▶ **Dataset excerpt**
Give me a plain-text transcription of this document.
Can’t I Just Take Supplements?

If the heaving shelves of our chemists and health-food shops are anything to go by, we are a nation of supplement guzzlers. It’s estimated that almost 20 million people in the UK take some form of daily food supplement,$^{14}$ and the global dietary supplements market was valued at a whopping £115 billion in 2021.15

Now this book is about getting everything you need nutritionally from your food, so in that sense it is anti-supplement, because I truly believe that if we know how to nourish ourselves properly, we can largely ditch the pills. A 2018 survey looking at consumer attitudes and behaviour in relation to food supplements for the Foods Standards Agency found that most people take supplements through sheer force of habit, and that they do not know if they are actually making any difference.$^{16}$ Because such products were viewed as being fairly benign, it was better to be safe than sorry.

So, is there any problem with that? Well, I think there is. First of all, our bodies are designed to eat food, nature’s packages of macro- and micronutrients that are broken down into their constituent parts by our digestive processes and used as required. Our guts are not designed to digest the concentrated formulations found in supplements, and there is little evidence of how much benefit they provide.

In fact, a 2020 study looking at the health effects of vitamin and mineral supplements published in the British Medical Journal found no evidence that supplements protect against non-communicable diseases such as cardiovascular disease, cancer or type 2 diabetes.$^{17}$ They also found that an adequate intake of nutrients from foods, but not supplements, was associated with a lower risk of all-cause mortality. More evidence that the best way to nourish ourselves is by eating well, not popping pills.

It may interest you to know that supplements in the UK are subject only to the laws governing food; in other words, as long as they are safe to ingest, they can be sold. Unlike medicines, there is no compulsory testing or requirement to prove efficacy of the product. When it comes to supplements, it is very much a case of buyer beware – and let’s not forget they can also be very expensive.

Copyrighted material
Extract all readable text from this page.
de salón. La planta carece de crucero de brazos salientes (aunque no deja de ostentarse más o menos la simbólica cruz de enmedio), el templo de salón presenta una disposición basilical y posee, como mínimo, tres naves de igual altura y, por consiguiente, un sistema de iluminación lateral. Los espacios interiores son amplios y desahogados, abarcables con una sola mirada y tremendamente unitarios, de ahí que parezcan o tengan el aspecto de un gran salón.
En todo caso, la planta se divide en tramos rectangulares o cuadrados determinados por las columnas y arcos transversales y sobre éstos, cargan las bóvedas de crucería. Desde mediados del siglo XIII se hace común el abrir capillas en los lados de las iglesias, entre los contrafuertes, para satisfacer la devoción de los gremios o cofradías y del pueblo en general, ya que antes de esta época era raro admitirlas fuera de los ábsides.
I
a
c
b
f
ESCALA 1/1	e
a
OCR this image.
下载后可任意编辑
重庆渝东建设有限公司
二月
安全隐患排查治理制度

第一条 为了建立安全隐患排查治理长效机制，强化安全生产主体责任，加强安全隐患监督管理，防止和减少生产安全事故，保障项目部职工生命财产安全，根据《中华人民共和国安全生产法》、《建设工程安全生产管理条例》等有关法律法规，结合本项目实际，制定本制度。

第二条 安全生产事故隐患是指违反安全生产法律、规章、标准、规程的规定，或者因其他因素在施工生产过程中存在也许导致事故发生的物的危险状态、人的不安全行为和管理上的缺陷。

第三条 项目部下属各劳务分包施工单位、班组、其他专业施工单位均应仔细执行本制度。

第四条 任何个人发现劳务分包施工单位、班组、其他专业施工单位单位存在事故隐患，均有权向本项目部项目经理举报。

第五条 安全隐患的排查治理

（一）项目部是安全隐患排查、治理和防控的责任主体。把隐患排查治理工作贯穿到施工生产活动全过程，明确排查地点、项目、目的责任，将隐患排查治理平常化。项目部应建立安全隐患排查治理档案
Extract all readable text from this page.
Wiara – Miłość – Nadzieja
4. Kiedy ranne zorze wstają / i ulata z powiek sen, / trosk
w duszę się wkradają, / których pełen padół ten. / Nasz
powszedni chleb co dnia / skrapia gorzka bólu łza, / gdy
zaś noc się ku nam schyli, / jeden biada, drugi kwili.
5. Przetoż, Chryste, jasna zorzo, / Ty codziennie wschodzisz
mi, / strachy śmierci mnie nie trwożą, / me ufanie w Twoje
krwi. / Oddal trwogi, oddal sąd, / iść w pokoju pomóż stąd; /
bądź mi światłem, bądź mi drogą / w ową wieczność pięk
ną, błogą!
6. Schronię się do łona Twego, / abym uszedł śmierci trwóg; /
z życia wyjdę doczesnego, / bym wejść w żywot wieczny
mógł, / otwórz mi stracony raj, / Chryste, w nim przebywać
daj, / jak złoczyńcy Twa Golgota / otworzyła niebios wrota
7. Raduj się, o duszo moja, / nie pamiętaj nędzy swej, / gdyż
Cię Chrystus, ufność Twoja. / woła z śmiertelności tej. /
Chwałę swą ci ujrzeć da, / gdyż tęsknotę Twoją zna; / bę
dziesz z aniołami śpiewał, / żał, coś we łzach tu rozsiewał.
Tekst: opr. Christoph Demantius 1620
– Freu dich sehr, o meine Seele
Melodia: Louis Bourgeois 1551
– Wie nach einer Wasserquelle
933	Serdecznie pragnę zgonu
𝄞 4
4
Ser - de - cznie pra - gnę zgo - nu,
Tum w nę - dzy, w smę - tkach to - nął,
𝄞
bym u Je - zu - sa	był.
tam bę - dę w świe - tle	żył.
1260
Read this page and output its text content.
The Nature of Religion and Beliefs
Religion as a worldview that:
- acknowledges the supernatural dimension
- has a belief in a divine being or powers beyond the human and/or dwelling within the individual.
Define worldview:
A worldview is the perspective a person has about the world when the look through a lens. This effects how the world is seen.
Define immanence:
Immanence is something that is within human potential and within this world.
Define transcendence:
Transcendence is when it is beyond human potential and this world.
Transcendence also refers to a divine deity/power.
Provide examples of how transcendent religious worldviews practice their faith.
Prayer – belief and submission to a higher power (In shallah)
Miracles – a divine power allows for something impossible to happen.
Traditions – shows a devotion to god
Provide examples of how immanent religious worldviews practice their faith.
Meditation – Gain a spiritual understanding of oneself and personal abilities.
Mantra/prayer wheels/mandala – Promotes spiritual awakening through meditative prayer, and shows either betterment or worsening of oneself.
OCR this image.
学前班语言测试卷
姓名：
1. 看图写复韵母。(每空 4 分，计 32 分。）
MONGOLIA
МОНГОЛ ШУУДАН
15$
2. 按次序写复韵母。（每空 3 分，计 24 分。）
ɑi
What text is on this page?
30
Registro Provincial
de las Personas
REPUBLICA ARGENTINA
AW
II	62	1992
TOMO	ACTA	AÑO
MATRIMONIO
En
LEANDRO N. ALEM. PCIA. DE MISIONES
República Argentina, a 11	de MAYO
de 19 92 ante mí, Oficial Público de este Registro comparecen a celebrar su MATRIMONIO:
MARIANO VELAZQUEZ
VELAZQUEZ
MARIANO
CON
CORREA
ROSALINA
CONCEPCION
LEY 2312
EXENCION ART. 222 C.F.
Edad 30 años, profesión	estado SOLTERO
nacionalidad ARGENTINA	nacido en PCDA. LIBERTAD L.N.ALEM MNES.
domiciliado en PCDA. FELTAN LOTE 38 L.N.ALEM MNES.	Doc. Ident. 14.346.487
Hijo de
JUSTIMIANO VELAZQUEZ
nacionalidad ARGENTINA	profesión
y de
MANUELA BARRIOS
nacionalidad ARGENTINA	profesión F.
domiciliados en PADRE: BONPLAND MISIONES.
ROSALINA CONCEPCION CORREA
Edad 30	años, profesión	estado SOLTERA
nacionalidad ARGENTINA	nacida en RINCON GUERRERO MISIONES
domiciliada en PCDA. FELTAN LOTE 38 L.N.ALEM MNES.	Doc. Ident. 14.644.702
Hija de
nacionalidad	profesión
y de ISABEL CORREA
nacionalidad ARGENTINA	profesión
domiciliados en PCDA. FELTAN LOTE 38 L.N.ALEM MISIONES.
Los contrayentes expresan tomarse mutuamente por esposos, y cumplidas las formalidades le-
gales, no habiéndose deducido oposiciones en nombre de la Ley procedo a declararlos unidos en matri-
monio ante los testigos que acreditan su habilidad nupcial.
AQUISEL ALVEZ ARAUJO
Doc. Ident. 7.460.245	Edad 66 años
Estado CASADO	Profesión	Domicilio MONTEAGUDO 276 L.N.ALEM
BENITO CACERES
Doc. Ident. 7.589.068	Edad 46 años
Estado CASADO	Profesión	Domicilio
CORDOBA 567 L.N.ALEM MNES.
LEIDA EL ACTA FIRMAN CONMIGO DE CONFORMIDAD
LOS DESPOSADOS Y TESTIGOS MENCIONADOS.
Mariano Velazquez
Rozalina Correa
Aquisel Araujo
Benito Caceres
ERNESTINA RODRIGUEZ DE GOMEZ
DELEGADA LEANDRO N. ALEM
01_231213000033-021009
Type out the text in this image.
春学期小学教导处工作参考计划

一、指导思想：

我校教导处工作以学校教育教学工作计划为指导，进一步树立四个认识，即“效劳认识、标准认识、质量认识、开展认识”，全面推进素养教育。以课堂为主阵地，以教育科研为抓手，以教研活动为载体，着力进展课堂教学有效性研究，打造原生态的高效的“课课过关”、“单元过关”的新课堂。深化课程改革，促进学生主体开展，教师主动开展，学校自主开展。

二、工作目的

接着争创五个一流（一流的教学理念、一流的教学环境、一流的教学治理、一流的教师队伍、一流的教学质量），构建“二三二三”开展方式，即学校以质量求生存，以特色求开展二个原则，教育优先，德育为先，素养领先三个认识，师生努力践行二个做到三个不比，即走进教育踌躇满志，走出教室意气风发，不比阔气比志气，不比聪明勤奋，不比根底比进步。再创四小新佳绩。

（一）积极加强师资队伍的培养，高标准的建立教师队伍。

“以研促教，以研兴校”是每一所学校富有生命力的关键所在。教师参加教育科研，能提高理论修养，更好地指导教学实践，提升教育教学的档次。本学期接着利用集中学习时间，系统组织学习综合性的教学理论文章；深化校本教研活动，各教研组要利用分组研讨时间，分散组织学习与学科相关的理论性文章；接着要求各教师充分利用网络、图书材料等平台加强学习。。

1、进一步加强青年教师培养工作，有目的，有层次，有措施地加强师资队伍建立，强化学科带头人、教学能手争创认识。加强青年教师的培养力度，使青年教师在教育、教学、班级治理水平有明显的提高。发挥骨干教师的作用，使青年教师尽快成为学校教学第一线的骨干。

▶ **Exercise description**
Which lines of the material contain the string "domiciliados"? List each of them.

▶ **Response to the task**
domiciliados en PADRE: BONPLAND MISIONES.
domiciliados en PCDA. FELTAN LOTE 38 L.N.ALEM MISIONES.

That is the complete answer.